:: Data provided

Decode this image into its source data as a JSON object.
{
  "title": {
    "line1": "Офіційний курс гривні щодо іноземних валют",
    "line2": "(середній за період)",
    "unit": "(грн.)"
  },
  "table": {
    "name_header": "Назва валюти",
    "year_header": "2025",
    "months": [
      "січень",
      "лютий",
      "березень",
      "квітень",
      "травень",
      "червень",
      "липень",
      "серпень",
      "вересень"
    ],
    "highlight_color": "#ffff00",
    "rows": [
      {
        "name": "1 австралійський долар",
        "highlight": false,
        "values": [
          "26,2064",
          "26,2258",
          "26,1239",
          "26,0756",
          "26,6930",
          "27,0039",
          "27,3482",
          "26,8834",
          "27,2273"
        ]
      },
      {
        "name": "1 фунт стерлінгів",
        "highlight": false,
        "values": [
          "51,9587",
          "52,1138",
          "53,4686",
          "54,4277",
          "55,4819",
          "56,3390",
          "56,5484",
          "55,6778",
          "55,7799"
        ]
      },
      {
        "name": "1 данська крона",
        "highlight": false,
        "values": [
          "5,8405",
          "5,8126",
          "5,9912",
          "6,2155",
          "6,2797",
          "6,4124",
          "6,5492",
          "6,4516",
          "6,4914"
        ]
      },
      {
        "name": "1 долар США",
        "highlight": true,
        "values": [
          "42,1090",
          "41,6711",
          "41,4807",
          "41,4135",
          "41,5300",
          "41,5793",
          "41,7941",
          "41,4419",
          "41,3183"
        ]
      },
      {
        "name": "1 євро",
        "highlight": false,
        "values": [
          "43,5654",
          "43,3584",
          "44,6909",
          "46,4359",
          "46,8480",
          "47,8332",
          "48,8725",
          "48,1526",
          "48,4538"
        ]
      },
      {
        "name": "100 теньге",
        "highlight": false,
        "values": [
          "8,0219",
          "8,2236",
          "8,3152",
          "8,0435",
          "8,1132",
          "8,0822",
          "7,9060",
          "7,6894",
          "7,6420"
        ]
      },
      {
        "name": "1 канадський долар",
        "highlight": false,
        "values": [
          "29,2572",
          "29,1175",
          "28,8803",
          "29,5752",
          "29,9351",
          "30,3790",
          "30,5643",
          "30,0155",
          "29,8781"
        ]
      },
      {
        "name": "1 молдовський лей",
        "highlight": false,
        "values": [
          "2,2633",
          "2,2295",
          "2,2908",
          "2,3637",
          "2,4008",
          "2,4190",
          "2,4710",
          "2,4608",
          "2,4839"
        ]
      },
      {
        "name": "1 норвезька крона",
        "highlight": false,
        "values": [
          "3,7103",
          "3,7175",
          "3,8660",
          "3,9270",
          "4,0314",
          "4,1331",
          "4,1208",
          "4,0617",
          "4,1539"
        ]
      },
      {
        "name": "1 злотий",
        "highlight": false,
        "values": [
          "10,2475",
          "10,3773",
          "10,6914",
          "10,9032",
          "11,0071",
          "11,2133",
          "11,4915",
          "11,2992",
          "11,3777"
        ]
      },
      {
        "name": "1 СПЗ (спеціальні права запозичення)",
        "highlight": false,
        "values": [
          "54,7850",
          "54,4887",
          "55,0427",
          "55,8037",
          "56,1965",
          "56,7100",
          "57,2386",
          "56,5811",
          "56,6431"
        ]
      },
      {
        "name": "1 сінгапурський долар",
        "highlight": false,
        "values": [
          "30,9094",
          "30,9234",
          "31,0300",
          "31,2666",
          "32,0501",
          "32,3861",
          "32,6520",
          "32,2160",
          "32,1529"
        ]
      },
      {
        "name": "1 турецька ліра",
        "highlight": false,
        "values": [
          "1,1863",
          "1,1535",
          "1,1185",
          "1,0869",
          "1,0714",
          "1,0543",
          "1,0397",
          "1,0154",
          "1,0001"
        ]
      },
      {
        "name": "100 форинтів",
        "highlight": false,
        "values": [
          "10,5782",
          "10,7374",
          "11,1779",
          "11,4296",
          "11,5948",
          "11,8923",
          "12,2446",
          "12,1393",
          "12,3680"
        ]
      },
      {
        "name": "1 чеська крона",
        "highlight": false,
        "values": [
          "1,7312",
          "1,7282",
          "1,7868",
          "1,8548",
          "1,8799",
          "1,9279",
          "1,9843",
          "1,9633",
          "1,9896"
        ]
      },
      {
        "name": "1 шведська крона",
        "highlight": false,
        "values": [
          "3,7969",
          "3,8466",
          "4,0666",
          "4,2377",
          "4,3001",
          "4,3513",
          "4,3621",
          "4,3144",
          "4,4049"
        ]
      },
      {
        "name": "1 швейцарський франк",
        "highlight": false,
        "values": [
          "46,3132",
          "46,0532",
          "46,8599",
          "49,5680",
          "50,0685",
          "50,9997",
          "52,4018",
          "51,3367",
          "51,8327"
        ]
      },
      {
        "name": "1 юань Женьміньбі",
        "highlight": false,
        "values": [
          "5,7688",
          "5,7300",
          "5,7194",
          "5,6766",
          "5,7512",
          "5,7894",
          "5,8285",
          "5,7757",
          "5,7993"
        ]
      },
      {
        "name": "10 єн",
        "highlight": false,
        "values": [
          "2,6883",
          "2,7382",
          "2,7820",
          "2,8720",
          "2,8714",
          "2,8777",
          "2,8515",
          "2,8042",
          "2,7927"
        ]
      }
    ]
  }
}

::::

Problem statement →
Without omitting anything, output the entries exactly.

Worked answer →
Decode this image into its source data as a JSON object.
{
  "title": {
    "line1": "Офіційний курс гривні щодо іноземних валют",
    "line2": "(середній за період)",
    "unit": "(грн.)"
  },
  "table": {
    "name_header": "Назва валюти",
    "year_header": "2025",
    "months": [
      "січень",
      "лютий",
      "березень",
      "квітень",
      "травень",
      "червень",
      "липень",
      "серпень",
      "вересень"
    ],
    "highlight_color": "#ffff00",
    "rows": [
      {
        "name": "1 австралійський долар",
        "highlight": false,
        "values": [
          "26,2064",
          "26,2258",
          "26,1239",
          "26,0756",
          "26,6930",
          "27,0039",
          "27,3482",
          "26,8834",
          "27,2273"
        ]
      },
      {
        "name": "1 фунт стерлінгів",
        "highlight": false,
        "values": [
          "51,9587",
          "52,1138",
          "53,4686",
          "54,4277",
          "55,4819",
          "56,3390",
          "56,5484",
          "55,6778",
          "55,7799"
        ]
      },
      {
        "name": "1 данська крона",
        "highlight": false,
        "values": [
          "5,8405",
          "5,8126",
          "5,9912",
          "6,2155",
          "6,2797",
          "6,4124",
          "6,5492",
          "6,4516",
          "6,4914"
        ]
      },
      {
        "name": "1 долар США",
        "highlight": true,
        "values": [
          "42,1090",
          "41,6711",
          "41,4807",
          "41,4135",
          "41,5300",
          "41,5793",
          "41,7941",
          "41,4419",
          "41,3183"
        ]
      },
      {
        "name": "1 євро",
        "highlight": false,
        "values": [
          "43,5654",
          "43,3584",
          "44,6909",
          "46,4359",
          "46,8480",
          "47,8332",
          "48,8725",
          "48,1526",
          "48,4538"
        ]
      },
      {
        "name": "100 теньге",
        "highlight": false,
        "values": [
          "8,0219",
          "8,2236",
          "8,3152",
          "8,0435",
          "8,1132",
          "8,0822",
          "7,9060",
          "7,6894",
          "7,6420"
        ]
      },
      {
        "name": "1 канадський долар",
        "highlight": false,
        "values": [
          "29,2572",
          "29,1175",
          "28,8803",
          "29,5752",
          "29,9351",
          "30,3790",
          "30,5643",
          "30,0155",
          "29,8781"
        ]
      },
      {
        "name": "1 молдовський лей",
        "highlight": false,
        "values": [
          "2,2633",
          "2,2295",
          "2,2908",
          "2,3637",
          "2,4008",
          "2,4190",
          "2,4710",
          "2,4608",
          "2,4839"
        ]
      },
      {
        "name": "1 норвезька крона",
        "highlight": false,
        "values": [
          "3,7103",
          "3,7175",
          "3,8660",
          "3,9270",
          "4,0314",
          "4,1331",
          "4,1208",
          "4,0617",
          "4,1539"
        ]
      },
      {
        "name": "1 злотий",
        "highlight": false,
        "values": [
          "10,2475",
          "10,3773",
          "10,6914",
          "10,9032",
          "11,0071",
          "11,2133",
          "11,4915",
          "11,2992",
          "11,3777"
        ]
      },
      {
        "name": "1 СПЗ (спеціальні права запозичення)",
        "highlight": false,
        "values": [
          "54,7850",
          "54,4887",
          "55,0427",
          "55,8037",
          "56,1965",
          "56,7100",
          "57,2386",
          "56,5811",
          "56,6431"
        ]
      },
      {
        "name": "1 сінгапурський долар",
        "highlight": false,
        "values": [
          "30,9094",
          "30,9234",
          "31,0300",
          "31,2666",
          "32,0501",
          "32,3861",
          "32,6520",
          "32,2160",
          "32,1529"
        ]
      },
      {
        "name": "1 турецька ліра",
        "highlight": false,
        "values": [
          "1,1863",
          "1,1535",
          "1,1185",
          "1,0869",
          "1,0714",
          "1,0543",
          "1,0397",
          "1,0154",
          "1,0001"
        ]
      },
      {
        "name": "100 форинтів",
        "highlight": false,
        "values": [
          "10,5782",
          "10,7374",
          "11,1779",
          "11,4296",
          "11,5948",
          "11,8923",
          "12,2446",
          "12,1393",
          "12,3680"
        ]
      },
      {
        "name": "1 чеська крона",
        "highlight": false,
        "values": [
          "1,7312",
          "1,7282",
          "1,7868",
          "1,8548",
          "1,8799",
          "1,9279",
          "1,9843",
          "1,9633",
          "1,9896"
        ]
      },
      {
        "name": "1 шведська крона",
        "highlight": false,
        "values": [
          "3,7969",
          "3,8466",
          "4,0666",
          "4,2377",
          "4,3001",
          "4,3513",
          "4,3621",
          "4,3144",
          "4,4049"
        ]
      },
      {
        "name": "1 швейцарський франк",
        "highlight": false,
        "values": [
          "46,3132",
          "46,0532",
          "46,8599",
          "49,5680",
          "50,0685",
          "50,9997",
          "52,4018",
          "51,3367",
          "51,8327"
        ]
      },
      {
        "name": "1 юань Женьміньбі",
        "highlight": false,
        "values": [
          "5,7688",
          "5,7300",
          "5,7194",
          "5,6766",
          "5,7512",
          "5,7894",
          "5,8285",
          "5,7757",
          "5,7993"
        ]
      },
      {
        "name": "10 єн",
        "highlight": false,
        "values": [
          "2,6883",
          "2,7382",
          "2,7820",
          "2,8720",
          "2,8714",
          "2,8777",
          "2,8515",
          "2,8042",
          "2,7927"
        ]
      }
    ]
  }
}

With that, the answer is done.